_Extracted information_
BEGIN

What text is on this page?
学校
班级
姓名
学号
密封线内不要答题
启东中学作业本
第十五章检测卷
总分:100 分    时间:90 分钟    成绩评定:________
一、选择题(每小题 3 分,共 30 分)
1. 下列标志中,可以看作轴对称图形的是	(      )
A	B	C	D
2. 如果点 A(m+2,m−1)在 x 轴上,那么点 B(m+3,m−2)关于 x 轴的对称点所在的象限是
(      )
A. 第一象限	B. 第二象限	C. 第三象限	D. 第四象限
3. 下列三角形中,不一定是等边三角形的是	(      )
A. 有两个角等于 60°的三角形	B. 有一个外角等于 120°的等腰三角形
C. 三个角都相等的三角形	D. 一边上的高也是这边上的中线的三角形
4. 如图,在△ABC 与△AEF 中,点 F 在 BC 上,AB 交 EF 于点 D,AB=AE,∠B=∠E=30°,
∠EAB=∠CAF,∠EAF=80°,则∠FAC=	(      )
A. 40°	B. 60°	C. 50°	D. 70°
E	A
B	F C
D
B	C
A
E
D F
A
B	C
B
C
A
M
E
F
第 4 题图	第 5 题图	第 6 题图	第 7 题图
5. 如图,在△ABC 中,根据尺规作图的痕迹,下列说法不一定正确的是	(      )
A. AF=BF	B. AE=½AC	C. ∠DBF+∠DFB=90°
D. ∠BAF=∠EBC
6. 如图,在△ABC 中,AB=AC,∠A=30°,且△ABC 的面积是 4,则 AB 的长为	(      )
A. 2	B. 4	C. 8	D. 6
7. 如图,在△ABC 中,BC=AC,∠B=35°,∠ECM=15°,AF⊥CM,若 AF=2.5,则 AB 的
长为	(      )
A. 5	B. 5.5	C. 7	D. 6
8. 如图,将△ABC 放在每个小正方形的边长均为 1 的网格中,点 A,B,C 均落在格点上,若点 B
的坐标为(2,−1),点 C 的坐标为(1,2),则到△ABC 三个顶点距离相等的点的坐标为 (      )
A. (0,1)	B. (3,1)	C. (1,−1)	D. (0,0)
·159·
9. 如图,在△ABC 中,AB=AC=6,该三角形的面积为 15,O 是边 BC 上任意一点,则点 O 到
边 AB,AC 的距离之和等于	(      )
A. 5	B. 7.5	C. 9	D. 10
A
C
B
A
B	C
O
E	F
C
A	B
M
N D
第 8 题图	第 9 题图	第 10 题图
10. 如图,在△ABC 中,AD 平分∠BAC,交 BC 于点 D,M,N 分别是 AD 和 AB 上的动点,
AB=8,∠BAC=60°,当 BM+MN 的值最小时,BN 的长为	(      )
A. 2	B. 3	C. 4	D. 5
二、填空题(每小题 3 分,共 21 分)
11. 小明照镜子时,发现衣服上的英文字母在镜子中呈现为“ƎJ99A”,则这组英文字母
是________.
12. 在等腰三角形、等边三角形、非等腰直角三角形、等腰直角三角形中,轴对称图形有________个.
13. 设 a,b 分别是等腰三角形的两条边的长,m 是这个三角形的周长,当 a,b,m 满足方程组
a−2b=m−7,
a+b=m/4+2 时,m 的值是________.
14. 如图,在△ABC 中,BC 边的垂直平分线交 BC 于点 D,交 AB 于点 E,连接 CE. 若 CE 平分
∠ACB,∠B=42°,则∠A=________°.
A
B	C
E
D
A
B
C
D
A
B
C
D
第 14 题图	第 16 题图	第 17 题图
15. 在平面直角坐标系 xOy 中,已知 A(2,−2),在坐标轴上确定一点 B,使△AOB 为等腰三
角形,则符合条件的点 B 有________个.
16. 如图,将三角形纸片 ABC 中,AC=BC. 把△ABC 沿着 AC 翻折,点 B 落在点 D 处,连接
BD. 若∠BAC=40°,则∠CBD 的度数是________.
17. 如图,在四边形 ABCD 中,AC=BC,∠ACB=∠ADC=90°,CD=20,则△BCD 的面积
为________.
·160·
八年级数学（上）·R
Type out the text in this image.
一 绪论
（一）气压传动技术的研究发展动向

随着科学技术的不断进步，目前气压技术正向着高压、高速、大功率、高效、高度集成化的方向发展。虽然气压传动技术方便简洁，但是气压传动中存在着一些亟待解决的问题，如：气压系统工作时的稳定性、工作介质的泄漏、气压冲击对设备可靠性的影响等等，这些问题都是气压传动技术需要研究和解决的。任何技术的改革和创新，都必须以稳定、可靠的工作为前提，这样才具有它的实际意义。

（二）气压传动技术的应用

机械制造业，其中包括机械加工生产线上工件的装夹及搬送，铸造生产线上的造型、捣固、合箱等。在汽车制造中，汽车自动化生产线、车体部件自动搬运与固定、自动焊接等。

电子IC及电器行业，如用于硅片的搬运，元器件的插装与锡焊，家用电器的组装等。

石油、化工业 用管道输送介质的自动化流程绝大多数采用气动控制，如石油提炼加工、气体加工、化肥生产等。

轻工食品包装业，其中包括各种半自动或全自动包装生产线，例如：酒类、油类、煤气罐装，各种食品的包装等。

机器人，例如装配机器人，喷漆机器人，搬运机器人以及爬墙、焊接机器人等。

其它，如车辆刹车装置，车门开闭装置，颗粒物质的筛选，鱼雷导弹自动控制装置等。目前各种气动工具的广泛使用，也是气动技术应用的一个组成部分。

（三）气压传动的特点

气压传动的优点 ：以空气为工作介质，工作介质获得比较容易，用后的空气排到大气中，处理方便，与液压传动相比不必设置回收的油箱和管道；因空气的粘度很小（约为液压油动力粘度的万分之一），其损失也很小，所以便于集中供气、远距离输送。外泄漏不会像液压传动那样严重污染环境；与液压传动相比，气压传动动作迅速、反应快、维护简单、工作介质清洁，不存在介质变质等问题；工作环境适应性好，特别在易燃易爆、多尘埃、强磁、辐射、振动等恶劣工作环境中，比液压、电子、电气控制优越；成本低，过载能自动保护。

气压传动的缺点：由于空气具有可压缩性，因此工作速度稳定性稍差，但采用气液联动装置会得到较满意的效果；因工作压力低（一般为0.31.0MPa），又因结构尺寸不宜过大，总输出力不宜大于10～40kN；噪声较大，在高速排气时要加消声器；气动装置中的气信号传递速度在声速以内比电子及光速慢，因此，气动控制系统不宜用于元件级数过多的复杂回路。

END
BEGIN

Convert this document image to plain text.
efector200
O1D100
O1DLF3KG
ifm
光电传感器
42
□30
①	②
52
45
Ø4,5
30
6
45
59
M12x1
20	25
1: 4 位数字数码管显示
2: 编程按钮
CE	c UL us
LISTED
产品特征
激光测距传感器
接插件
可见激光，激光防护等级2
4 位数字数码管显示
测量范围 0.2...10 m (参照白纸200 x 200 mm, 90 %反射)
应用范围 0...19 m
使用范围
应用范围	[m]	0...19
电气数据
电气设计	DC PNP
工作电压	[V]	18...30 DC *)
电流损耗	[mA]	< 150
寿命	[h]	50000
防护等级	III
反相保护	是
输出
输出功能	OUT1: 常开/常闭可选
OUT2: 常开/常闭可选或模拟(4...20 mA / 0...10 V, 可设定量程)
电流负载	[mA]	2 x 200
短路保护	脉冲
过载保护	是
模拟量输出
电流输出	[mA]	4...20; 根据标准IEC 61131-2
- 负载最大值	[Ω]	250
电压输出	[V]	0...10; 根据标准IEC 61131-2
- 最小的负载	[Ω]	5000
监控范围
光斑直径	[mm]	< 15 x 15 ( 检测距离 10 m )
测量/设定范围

END

_Short problem_
Using the listing above, show each line holding the string "image".

_Written answer_
Type out the text in this image.
Convert this document image to plain text.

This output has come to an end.